SHORT TASK:
The listing below must be repeated word for word, with its images excluded.

GIVEN DATA:
-=-=-
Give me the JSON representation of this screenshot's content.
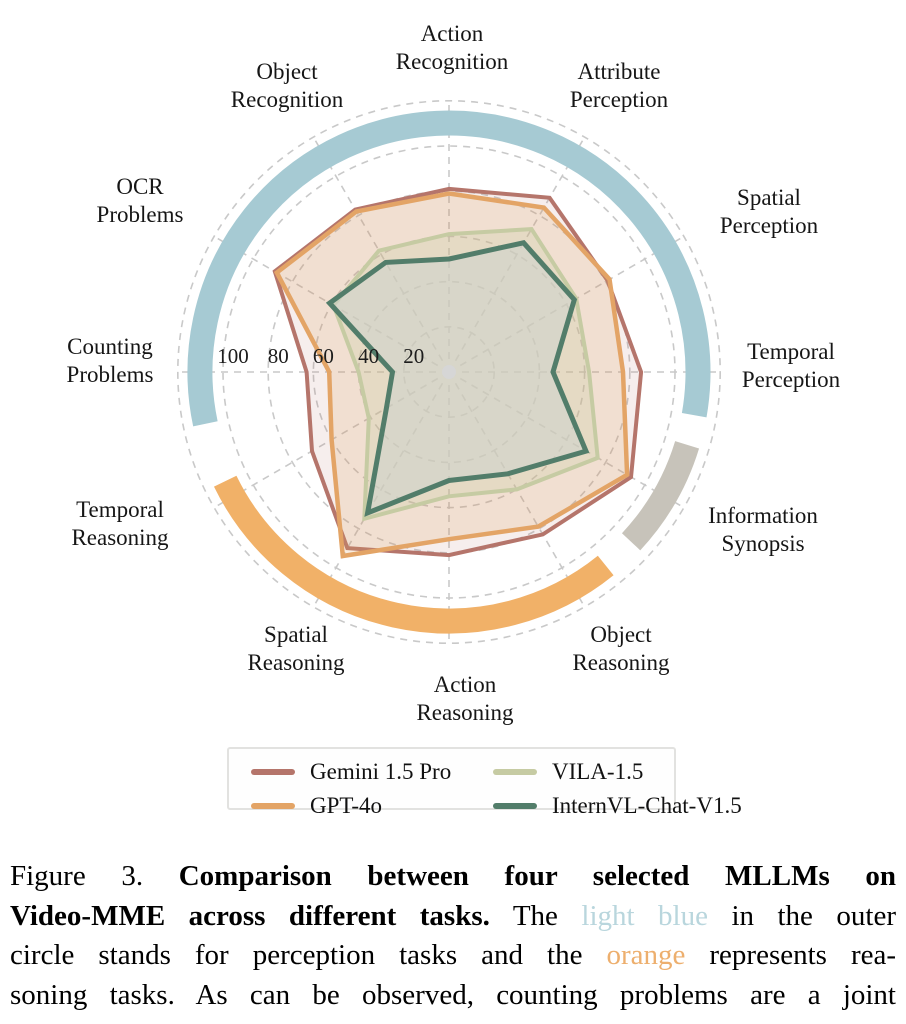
{
  "chart_data": {
    "type": "radar",
    "categories": [
      "Action Recognition",
      "Attribute Perception",
      "Spatial Perception",
      "Temporal Perception",
      "Information Synopsis",
      "Object Reasoning",
      "Action Reasoning",
      "Spatial Reasoning",
      "Temporal Reasoning",
      "Counting Problems",
      "OCR Problems",
      "Object Recognition"
    ],
    "r_ticks": [
      100,
      80,
      60,
      40,
      20
    ],
    "grid_rings": [
      20,
      40,
      60,
      80,
      100,
      120
    ],
    "axis_range": [
      0,
      120
    ],
    "grid": "dashed",
    "legend_position": "bottom",
    "series": [
      {
        "name": "Gemini 1.5 Pro",
        "color": "#b5756b",
        "values": [
          81,
          89,
          81,
          85,
          93,
          83,
          81,
          90,
          70,
          63,
          89,
          83
        ]
      },
      {
        "name": "GPT-4o",
        "color": "#e3a466",
        "values": [
          79,
          84,
          82,
          77,
          91,
          79,
          74,
          94,
          60,
          53,
          88,
          82
        ]
      },
      {
        "name": "VILA-1.5",
        "color": "#c6cba3",
        "values": [
          61,
          73,
          65,
          62,
          76,
          60,
          55,
          75,
          41,
          40,
          59,
          62
        ]
      },
      {
        "name": "InternVL-Chat-V1.5",
        "color": "#527d6a",
        "values": [
          50,
          66,
          64,
          46,
          70,
          52,
          48,
          72,
          32,
          25,
          61,
          56
        ]
      }
    ],
    "outer_ring": {
      "segments": [
        {
          "label": "perception tasks",
          "color": "#a6cad3",
          "start_deg": -102,
          "end_deg": 100
        },
        {
          "label": "information synopsis",
          "color": "#c7c3ba",
          "start_deg": 107,
          "end_deg": 133
        },
        {
          "label": "reasoning tasks",
          "color": "#f1b168",
          "start_deg": 141,
          "end_deg": 244
        }
      ]
    }
  },
  "caption": {
    "colors": {
      "lightblue": "#b9d6dd",
      "orange": "#edaf6e"
    },
    "lines": [
      [
        {
          "text": "Figure 3.",
          "style": "normal"
        },
        {
          "text": "Comparison between four selected MLLMs on",
          "style": "bold"
        }
      ],
      [
        {
          "text": "Video-MME across different tasks.",
          "style": "bold"
        },
        {
          "text": "The",
          "style": "normal"
        },
        {
          "text": "light blue",
          "style": "lightblue"
        },
        {
          "text": "in the outer",
          "style": "normal"
        }
      ],
      [
        {
          "text": "circle stands for perception tasks and the",
          "style": "normal"
        },
        {
          "text": "orange",
          "style": "orange"
        },
        {
          "text": "represents rea-",
          "style": "normal"
        }
      ],
      [
        {
          "text": "soning tasks. As can be observed, counting problems are a joint",
          "style": "normal"
        }
      ]
    ]
  }
}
-=-=-
PROBLEM SOLUTION:
Give me the JSON representation of this screenshot's content.
{
  "chart_data": {
    "type": "radar",
    "categories": [
      "Action Recognition",
      "Attribute Perception",
      "Spatial Perception",
      "Temporal Perception",
      "Information Synopsis",
      "Object Reasoning",
      "Action Reasoning",
      "Spatial Reasoning",
      "Temporal Reasoning",
      "Counting Problems",
      "OCR Problems",
      "Object Recognition"
    ],
    "r_ticks": [
      100,
      80,
      60,
      40,
      20
    ],
    "grid_rings": [
      20,
      40,
      60,
      80,
      100,
      120
    ],
    "axis_range": [
      0,
      120
    ],
    "grid": "dashed",
    "legend_position": "bottom",
    "series": [
      {
        "name": "Gemini 1.5 Pro",
        "color": "#b5756b",
        "values": [
          81,
          89,
          81,
          85,
          93,
          83,
          81,
          90,
          70,
          63,
          89,
          83
        ]
      },
      {
        "name": "GPT-4o",
        "color": "#e3a466",
        "values": [
          79,
          84,
          82,
          77,
          91,
          79,
          74,
          94,
          60,
          53,
          88,
          82
        ]
      },
      {
        "name": "VILA-1.5",
        "color": "#c6cba3",
        "values": [
          61,
          73,
          65,
          62,
          76,
          60,
          55,
          75,
          41,
          40,
          59,
          62
        ]
      },
      {
        "name": "InternVL-Chat-V1.5",
        "color": "#527d6a",
        "values": [
          50,
          66,
          64,
          46,
          70,
          52,
          48,
          72,
          32,
          25,
          61,
          56
        ]
      }
    ],
    "outer_ring": {
      "segments": [
        {
          "label": "perception tasks",
          "color": "#a6cad3",
          "start_deg": -102,
          "end_deg": 100
        },
        {
          "label": "information synopsis",
          "color": "#c7c3ba",
          "start_deg": 107,
          "end_deg": 133
        },
        {
          "label": "reasoning tasks",
          "color": "#f1b168",
          "start_deg": 141,
          "end_deg": 244
        }
      ]
    }
  },
  "caption": {
    "colors": {
      "lightblue": "#b9d6dd",
      "orange": "#edaf6e"
    },
    "lines": [
      [
        {
          "text": "Figure 3.",
          "style": "normal"
        },
        {
          "text": "Comparison between four selected MLLMs on",
          "style": "bold"
        }
      ],
      [
        {
          "text": "Video-MME across different tasks.",
          "style": "bold"
        },
        {
          "text": "The",
          "style": "normal"
        },
        {
          "text": "light blue",
          "style": "lightblue"
        },
        {
          "text": "in the outer",
          "style": "normal"
        }
      ],
      [
        {
          "text": "circle stands for perception tasks and the",
          "style": "normal"
        },
        {
          "text": "orange",
          "style": "orange"
        },
        {
          "text": "represents rea-",
          "style": "normal"
        }
      ],
      [
        {
          "text": "soning tasks. As can be observed, counting problems are a joint",
          "style": "normal"
        }
      ]
    ]
  }
}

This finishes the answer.